- TASK PROMPT
Retype the material below. Keep every word exactly as it is.

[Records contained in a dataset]
- - -
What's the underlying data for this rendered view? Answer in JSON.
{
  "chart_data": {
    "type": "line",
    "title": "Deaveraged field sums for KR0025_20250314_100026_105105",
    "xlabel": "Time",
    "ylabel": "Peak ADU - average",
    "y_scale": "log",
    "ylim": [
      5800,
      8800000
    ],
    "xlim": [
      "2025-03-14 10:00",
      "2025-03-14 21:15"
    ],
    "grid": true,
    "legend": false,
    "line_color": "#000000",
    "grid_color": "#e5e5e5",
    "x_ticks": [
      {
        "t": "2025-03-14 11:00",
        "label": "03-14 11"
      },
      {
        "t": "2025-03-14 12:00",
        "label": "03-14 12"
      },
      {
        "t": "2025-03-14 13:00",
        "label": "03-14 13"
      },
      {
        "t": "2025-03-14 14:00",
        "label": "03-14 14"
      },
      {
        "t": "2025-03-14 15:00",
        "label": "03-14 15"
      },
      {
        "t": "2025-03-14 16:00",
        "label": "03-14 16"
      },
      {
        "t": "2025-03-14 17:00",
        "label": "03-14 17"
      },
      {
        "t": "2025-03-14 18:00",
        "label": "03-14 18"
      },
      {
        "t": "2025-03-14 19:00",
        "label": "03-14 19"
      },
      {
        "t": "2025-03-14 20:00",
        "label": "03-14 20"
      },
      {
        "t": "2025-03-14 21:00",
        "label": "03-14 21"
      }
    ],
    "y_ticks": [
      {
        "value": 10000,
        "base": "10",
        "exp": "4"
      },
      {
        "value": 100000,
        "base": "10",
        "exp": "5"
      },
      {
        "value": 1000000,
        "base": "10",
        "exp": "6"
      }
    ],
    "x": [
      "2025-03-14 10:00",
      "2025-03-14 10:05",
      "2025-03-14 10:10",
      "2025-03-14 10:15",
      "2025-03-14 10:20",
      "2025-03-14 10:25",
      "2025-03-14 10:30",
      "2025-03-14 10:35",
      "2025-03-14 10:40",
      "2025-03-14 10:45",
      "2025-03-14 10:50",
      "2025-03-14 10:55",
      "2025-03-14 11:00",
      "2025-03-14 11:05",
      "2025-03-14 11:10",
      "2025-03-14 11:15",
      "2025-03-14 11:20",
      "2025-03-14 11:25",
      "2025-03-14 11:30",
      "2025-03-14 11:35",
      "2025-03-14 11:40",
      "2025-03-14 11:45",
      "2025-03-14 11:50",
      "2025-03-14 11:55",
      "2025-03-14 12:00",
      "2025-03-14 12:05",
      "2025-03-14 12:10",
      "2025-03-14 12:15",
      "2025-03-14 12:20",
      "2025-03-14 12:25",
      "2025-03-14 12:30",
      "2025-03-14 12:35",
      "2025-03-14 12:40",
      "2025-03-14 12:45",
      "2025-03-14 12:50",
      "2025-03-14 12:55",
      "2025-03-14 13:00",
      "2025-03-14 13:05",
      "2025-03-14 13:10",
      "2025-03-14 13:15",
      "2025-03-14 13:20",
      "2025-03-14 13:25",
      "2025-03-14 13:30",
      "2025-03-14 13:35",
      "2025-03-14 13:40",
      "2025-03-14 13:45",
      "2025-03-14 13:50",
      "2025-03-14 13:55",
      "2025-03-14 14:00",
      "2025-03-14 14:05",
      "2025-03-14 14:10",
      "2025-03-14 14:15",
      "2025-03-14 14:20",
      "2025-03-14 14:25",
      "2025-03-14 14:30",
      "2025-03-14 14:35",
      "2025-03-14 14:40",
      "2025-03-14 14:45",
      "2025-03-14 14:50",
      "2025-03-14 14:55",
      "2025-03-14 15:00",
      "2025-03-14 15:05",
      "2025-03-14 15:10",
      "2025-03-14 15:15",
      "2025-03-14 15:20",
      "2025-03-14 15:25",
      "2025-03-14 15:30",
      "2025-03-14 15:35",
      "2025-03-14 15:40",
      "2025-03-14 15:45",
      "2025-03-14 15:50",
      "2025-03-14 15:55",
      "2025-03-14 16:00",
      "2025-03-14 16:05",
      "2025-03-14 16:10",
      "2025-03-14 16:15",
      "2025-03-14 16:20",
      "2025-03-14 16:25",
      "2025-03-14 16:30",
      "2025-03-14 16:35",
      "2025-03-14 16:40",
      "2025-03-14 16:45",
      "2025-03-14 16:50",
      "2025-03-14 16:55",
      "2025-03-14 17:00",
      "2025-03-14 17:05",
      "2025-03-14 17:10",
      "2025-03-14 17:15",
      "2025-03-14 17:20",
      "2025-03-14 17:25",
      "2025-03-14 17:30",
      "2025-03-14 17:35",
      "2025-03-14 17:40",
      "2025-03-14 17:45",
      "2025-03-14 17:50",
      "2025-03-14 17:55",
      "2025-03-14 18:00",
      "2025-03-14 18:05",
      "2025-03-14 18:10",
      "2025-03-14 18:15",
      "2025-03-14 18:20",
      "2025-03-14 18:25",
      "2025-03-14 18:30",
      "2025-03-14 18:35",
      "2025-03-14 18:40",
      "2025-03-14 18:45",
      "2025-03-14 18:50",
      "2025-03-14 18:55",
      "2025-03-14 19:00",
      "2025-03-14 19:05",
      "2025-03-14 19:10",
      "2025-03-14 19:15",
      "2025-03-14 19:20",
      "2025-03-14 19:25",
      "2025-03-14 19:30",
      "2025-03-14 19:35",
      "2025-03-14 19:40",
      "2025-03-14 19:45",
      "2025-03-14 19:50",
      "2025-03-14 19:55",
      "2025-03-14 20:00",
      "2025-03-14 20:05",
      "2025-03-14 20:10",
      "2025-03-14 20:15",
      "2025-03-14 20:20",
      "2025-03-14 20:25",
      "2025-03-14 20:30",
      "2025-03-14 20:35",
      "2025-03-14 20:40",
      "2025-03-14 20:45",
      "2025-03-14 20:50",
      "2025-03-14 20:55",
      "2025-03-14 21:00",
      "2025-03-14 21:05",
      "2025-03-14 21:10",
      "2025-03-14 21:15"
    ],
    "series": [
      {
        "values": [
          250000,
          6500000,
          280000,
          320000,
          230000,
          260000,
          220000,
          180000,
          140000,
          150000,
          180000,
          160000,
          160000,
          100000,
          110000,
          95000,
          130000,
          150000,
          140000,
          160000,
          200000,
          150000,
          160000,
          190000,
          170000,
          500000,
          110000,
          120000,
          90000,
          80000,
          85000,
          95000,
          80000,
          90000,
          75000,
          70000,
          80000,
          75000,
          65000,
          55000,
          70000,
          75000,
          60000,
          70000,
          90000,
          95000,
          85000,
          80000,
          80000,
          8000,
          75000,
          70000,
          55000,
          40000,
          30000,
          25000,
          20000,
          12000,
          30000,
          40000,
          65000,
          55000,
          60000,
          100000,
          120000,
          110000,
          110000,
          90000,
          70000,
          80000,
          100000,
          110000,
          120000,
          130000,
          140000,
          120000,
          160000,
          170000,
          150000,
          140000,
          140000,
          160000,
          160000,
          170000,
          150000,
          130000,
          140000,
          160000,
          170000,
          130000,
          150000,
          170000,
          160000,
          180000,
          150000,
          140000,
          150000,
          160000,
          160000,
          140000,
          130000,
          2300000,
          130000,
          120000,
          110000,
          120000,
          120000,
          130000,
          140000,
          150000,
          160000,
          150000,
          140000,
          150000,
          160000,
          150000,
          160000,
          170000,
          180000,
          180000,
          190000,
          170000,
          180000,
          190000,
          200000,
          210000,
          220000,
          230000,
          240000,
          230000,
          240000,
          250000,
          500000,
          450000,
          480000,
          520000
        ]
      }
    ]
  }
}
- - -
- FINISHED TASK
What's the underlying data for this rendered view? Answer in JSON.
{
  "chart_data": {
    "type": "line",
    "title": "Deaveraged field sums for KR0025_20250314_100026_105105",
    "xlabel": "Time",
    "ylabel": "Peak ADU - average",
    "y_scale": "log",
    "ylim": [
      5800,
      8800000
    ],
    "xlim": [
      "2025-03-14 10:00",
      "2025-03-14 21:15"
    ],
    "grid": true,
    "legend": false,
    "line_color": "#000000",
    "grid_color": "#e5e5e5",
    "x_ticks": [
      {
        "t": "2025-03-14 11:00",
        "label": "03-14 11"
      },
      {
        "t": "2025-03-14 12:00",
        "label": "03-14 12"
      },
      {
        "t": "2025-03-14 13:00",
        "label": "03-14 13"
      },
      {
        "t": "2025-03-14 14:00",
        "label": "03-14 14"
      },
      {
        "t": "2025-03-14 15:00",
        "label": "03-14 15"
      },
      {
        "t": "2025-03-14 16:00",
        "label": "03-14 16"
      },
      {
        "t": "2025-03-14 17:00",
        "label": "03-14 17"
      },
      {
        "t": "2025-03-14 18:00",
        "label": "03-14 18"
      },
      {
        "t": "2025-03-14 19:00",
        "label": "03-14 19"
      },
      {
        "t": "2025-03-14 20:00",
        "label": "03-14 20"
      },
      {
        "t": "2025-03-14 21:00",
        "label": "03-14 21"
      }
    ],
    "y_ticks": [
      {
        "value": 10000,
        "base": "10",
        "exp": "4"
      },
      {
        "value": 100000,
        "base": "10",
        "exp": "5"
      },
      {
        "value": 1000000,
        "base": "10",
        "exp": "6"
      }
    ],
    "x": [
      "2025-03-14 10:00",
      "2025-03-14 10:05",
      "2025-03-14 10:10",
      "2025-03-14 10:15",
      "2025-03-14 10:20",
      "2025-03-14 10:25",
      "2025-03-14 10:30",
      "2025-03-14 10:35",
      "2025-03-14 10:40",
      "2025-03-14 10:45",
      "2025-03-14 10:50",
      "2025-03-14 10:55",
      "2025-03-14 11:00",
      "2025-03-14 11:05",
      "2025-03-14 11:10",
      "2025-03-14 11:15",
      "2025-03-14 11:20",
      "2025-03-14 11:25",
      "2025-03-14 11:30",
      "2025-03-14 11:35",
      "2025-03-14 11:40",
      "2025-03-14 11:45",
      "2025-03-14 11:50",
      "2025-03-14 11:55",
      "2025-03-14 12:00",
      "2025-03-14 12:05",
      "2025-03-14 12:10",
      "2025-03-14 12:15",
      "2025-03-14 12:20",
      "2025-03-14 12:25",
      "2025-03-14 12:30",
      "2025-03-14 12:35",
      "2025-03-14 12:40",
      "2025-03-14 12:45",
      "2025-03-14 12:50",
      "2025-03-14 12:55",
      "2025-03-14 13:00",
      "2025-03-14 13:05",
      "2025-03-14 13:10",
      "2025-03-14 13:15",
      "2025-03-14 13:20",
      "2025-03-14 13:25",
      "2025-03-14 13:30",
      "2025-03-14 13:35",
      "2025-03-14 13:40",
      "2025-03-14 13:45",
      "2025-03-14 13:50",
      "2025-03-14 13:55",
      "2025-03-14 14:00",
      "2025-03-14 14:05",
      "2025-03-14 14:10",
      "2025-03-14 14:15",
      "2025-03-14 14:20",
      "2025-03-14 14:25",
      "2025-03-14 14:30",
      "2025-03-14 14:35",
      "2025-03-14 14:40",
      "2025-03-14 14:45",
      "2025-03-14 14:50",
      "2025-03-14 14:55",
      "2025-03-14 15:00",
      "2025-03-14 15:05",
      "2025-03-14 15:10",
      "2025-03-14 15:15",
      "2025-03-14 15:20",
      "2025-03-14 15:25",
      "2025-03-14 15:30",
      "2025-03-14 15:35",
      "2025-03-14 15:40",
      "2025-03-14 15:45",
      "2025-03-14 15:50",
      "2025-03-14 15:55",
      "2025-03-14 16:00",
      "2025-03-14 16:05",
      "2025-03-14 16:10",
      "2025-03-14 16:15",
      "2025-03-14 16:20",
      "2025-03-14 16:25",
      "2025-03-14 16:30",
      "2025-03-14 16:35",
      "2025-03-14 16:40",
      "2025-03-14 16:45",
      "2025-03-14 16:50",
      "2025-03-14 16:55",
      "2025-03-14 17:00",
      "2025-03-14 17:05",
      "2025-03-14 17:10",
      "2025-03-14 17:15",
      "2025-03-14 17:20",
      "2025-03-14 17:25",
      "2025-03-14 17:30",
      "2025-03-14 17:35",
      "2025-03-14 17:40",
      "2025-03-14 17:45",
      "2025-03-14 17:50",
      "2025-03-14 17:55",
      "2025-03-14 18:00",
      "2025-03-14 18:05",
      "2025-03-14 18:10",
      "2025-03-14 18:15",
      "2025-03-14 18:20",
      "2025-03-14 18:25",
      "2025-03-14 18:30",
      "2025-03-14 18:35",
      "2025-03-14 18:40",
      "2025-03-14 18:45",
      "2025-03-14 18:50",
      "2025-03-14 18:55",
      "2025-03-14 19:00",
      "2025-03-14 19:05",
      "2025-03-14 19:10",
      "2025-03-14 19:15",
      "2025-03-14 19:20",
      "2025-03-14 19:25",
      "2025-03-14 19:30",
      "2025-03-14 19:35",
      "2025-03-14 19:40",
      "2025-03-14 19:45",
      "2025-03-14 19:50",
      "2025-03-14 19:55",
      "2025-03-14 20:00",
      "2025-03-14 20:05",
      "2025-03-14 20:10",
      "2025-03-14 20:15",
      "2025-03-14 20:20",
      "2025-03-14 20:25",
      "2025-03-14 20:30",
      "2025-03-14 20:35",
      "2025-03-14 20:40",
      "2025-03-14 20:45",
      "2025-03-14 20:50",
      "2025-03-14 20:55",
      "2025-03-14 21:00",
      "2025-03-14 21:05",
      "2025-03-14 21:10",
      "2025-03-14 21:15"
    ],
    "series": [
      {
        "values": [
          250000,
          6500000,
          280000,
          320000,
          230000,
          260000,
          220000,
          180000,
          140000,
          150000,
          180000,
          160000,
          160000,
          100000,
          110000,
          95000,
          130000,
          150000,
          140000,
          160000,
          200000,
          150000,
          160000,
          190000,
          170000,
          500000,
          110000,
          120000,
          90000,
          80000,
          85000,
          95000,
          80000,
          90000,
          75000,
          70000,
          80000,
          75000,
          65000,
          55000,
          70000,
          75000,
          60000,
          70000,
          90000,
          95000,
          85000,
          80000,
          80000,
          8000,
          75000,
          70000,
          55000,
          40000,
          30000,
          25000,
          20000,
          12000,
          30000,
          40000,
          65000,
          55000,
          60000,
          100000,
          120000,
          110000,
          110000,
          90000,
          70000,
          80000,
          100000,
          110000,
          120000,
          130000,
          140000,
          120000,
          160000,
          170000,
          150000,
          140000,
          140000,
          160000,
          160000,
          170000,
          150000,
          130000,
          140000,
          160000,
          170000,
          130000,
          150000,
          170000,
          160000,
          180000,
          150000,
          140000,
          150000,
          160000,
          160000,
          140000,
          130000,
          2300000,
          130000,
          120000,
          110000,
          120000,
          120000,
          130000,
          140000,
          150000,
          160000,
          150000,
          140000,
          150000,
          160000,
          150000,
          160000,
          170000,
          180000,
          180000,
          190000,
          170000,
          180000,
          190000,
          200000,
          210000,
          220000,
          230000,
          240000,
          230000,
          240000,
          250000,
          500000,
          450000,
          480000,
          520000
        ]
      }
    ]
  }
}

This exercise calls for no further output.